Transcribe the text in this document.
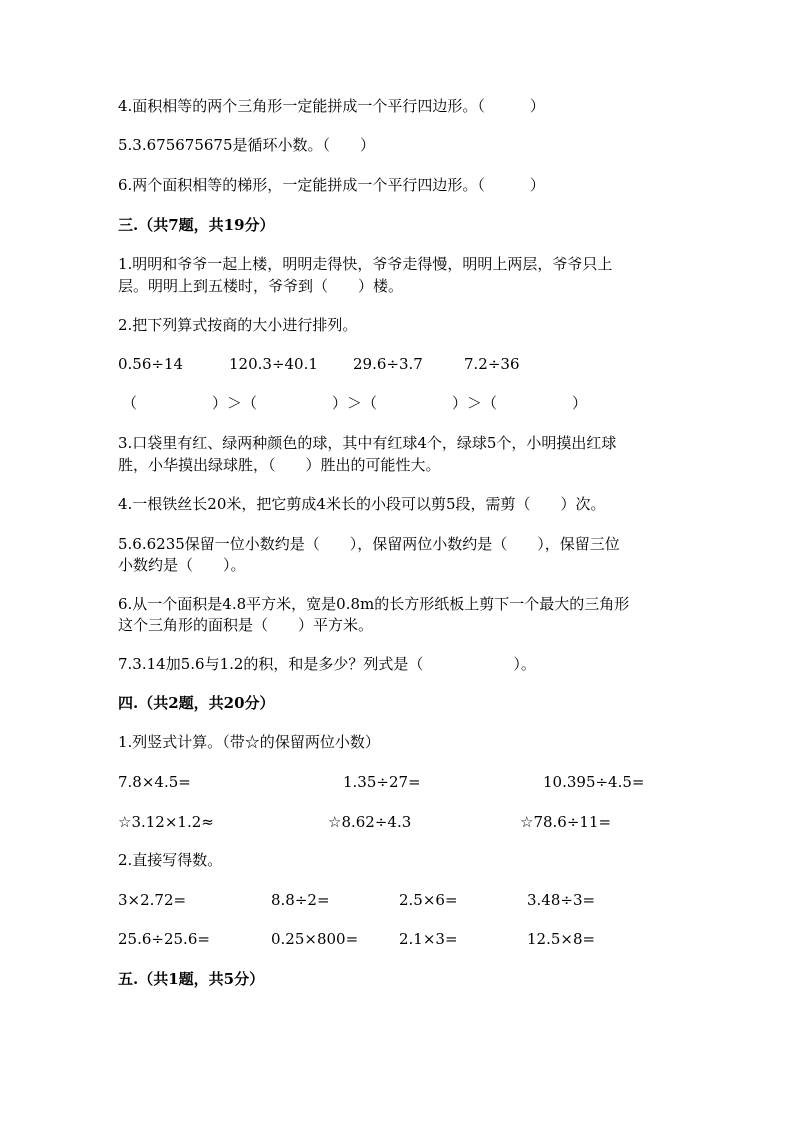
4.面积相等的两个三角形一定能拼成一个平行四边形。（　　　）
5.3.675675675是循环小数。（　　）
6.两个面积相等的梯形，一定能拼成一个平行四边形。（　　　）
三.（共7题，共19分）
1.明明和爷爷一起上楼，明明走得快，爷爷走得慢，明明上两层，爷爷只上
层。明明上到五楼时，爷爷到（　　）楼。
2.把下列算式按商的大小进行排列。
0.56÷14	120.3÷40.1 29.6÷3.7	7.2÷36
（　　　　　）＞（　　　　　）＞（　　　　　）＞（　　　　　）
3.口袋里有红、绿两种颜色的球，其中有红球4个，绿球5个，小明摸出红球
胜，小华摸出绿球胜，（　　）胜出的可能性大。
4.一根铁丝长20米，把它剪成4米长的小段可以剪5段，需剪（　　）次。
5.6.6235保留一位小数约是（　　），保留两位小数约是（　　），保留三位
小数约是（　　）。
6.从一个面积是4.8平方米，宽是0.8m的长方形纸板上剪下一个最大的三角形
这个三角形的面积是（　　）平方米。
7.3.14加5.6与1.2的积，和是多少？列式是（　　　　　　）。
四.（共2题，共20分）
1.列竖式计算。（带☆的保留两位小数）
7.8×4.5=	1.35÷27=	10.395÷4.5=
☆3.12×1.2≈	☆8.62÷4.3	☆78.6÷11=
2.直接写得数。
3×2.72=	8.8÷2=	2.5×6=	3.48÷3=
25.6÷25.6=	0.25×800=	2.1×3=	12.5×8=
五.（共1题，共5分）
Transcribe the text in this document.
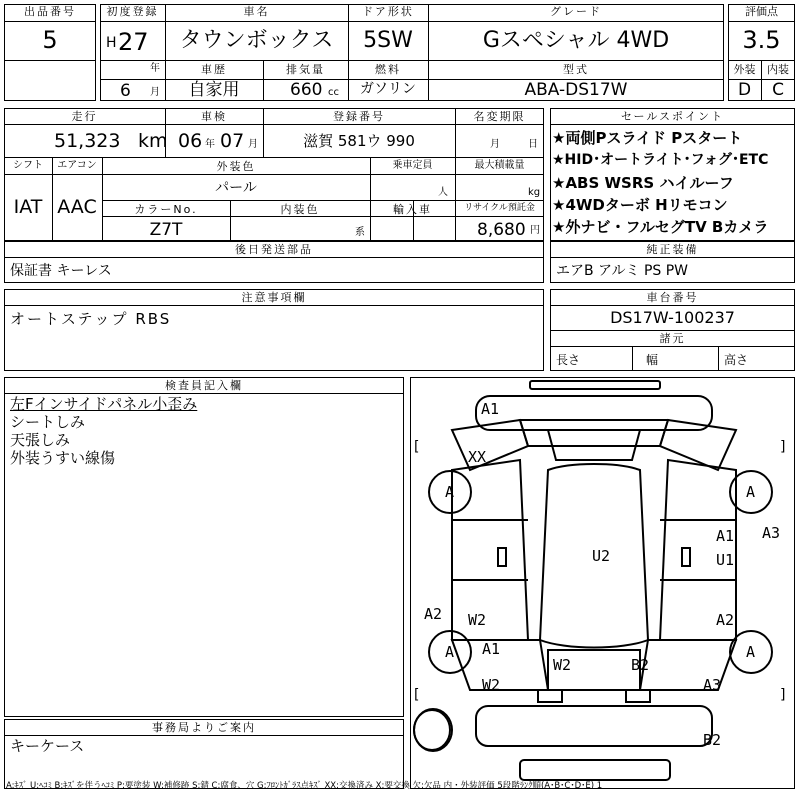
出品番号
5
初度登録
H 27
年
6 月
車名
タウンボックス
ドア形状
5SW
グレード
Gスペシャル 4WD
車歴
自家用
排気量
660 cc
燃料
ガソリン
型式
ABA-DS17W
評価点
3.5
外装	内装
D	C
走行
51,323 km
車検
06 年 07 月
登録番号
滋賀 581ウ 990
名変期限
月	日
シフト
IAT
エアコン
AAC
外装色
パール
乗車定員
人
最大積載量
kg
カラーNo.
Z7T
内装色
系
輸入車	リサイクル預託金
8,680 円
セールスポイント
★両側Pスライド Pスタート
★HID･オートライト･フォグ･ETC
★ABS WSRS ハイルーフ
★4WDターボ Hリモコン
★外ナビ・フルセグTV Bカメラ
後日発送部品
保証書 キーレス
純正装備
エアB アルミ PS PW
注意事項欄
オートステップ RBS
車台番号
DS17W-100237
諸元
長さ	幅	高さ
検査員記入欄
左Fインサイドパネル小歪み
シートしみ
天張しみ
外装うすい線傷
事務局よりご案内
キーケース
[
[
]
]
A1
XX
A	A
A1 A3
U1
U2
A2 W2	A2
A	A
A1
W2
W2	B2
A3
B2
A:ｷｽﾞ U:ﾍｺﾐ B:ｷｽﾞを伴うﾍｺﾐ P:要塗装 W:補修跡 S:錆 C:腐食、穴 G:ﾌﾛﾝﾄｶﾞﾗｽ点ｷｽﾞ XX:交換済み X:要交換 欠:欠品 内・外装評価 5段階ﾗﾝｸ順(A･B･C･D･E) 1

- **Goal**:
Transcribe the material exactly, leaving every picture out.

- **Solution to the problem**:
Transcribe the text in this document.
4.面积相等的两个三角形一定能拼成一个平行四边形。（　　　）
5.3.675675675是循环小数。（　　）
6.两个面积相等的梯形，一定能拼成一个平行四边形。（　　　）
三.（共7题，共19分）
1.明明和爷爷一起上楼，明明走得快，爷爷走得慢，明明上两层，爷爷只上
层。明明上到五楼时，爷爷到（　　）楼。
2.把下列算式按商的大小进行排列。
0.56÷14	120.3÷40.1 29.6÷3.7	7.2÷36
（　　　　　）＞（　　　　　）＞（　　　　　）＞（　　　　　）
3.口袋里有红、绿两种颜色的球，其中有红球4个，绿球5个，小明摸出红球
胜，小华摸出绿球胜，（　　）胜出的可能性大。
4.一根铁丝长20米，把它剪成4米长的小段可以剪5段，需剪（　　）次。
5.6.6235保留一位小数约是（　　），保留两位小数约是（　　），保留三位
小数约是（　　）。
6.从一个面积是4.8平方米，宽是0.8m的长方形纸板上剪下一个最大的三角形
这个三角形的面积是（　　）平方米。
7.3.14加5.6与1.2的积，和是多少？列式是（　　　　　　）。
四.（共2题，共20分）
1.列竖式计算。（带☆的保留两位小数）
7.8×4.5=	1.35÷27=	10.395÷4.5=
☆3.12×1.2≈	☆8.62÷4.3	☆78.6÷11=
2.直接写得数。
3×2.72=	8.8÷2=	2.5×6=	3.48÷3=
25.6÷25.6=	0.25×800=	2.1×3=	12.5×8=
五.（共1题，共5分）
Transcribe the text in this document.
出品番号
5
初度登録
H 27
年
6 月
車名
タウンボックス
ドア形状
5SW
グレード
Gスペシャル 4WD
車歴
自家用
排気量
660 cc
燃料
ガソリン
型式
ABA-DS17W
評価点
3.5
外装	内装
D	C
走行
51,323 km
車検
06 年 07 月
登録番号
滋賀 581ウ 990
名変期限
月	日
シフト
IAT
エアコン
AAC
外装色
パール
乗車定員
人
最大積載量
kg
カラーNo.
Z7T
内装色
系
輸入車	リサイクル預託金
8,680 円
セールスポイント
★両側Pスライド Pスタート
★HID･オートライト･フォグ･ETC
★ABS WSRS ハイルーフ
★4WDターボ Hリモコン
★外ナビ・フルセグTV Bカメラ
後日発送部品
保証書 キーレス
純正装備
エアB アルミ PS PW
注意事項欄
オートステップ RBS
車台番号
DS17W-100237
諸元
長さ	幅	高さ
検査員記入欄
左Fインサイドパネル小歪み
シートしみ
天張しみ
外装うすい線傷
事務局よりご案内
キーケース
[
[
]
]
A1
XX
A	A
A1 A3
U1
U2
A2 W2	A2
A	A
A1
W2
W2	B2
A3
B2
A:ｷｽﾞ U:ﾍｺﾐ B:ｷｽﾞを伴うﾍｺﾐ P:要塗装 W:補修跡 S:錆 C:腐食、穴 G:ﾌﾛﾝﾄｶﾞﾗｽ点ｷｽﾞ XX:交換済み X:要交換 欠:欠品 内・外装評価 5段階ﾗﾝｸ順(A･B･C･D･E) 1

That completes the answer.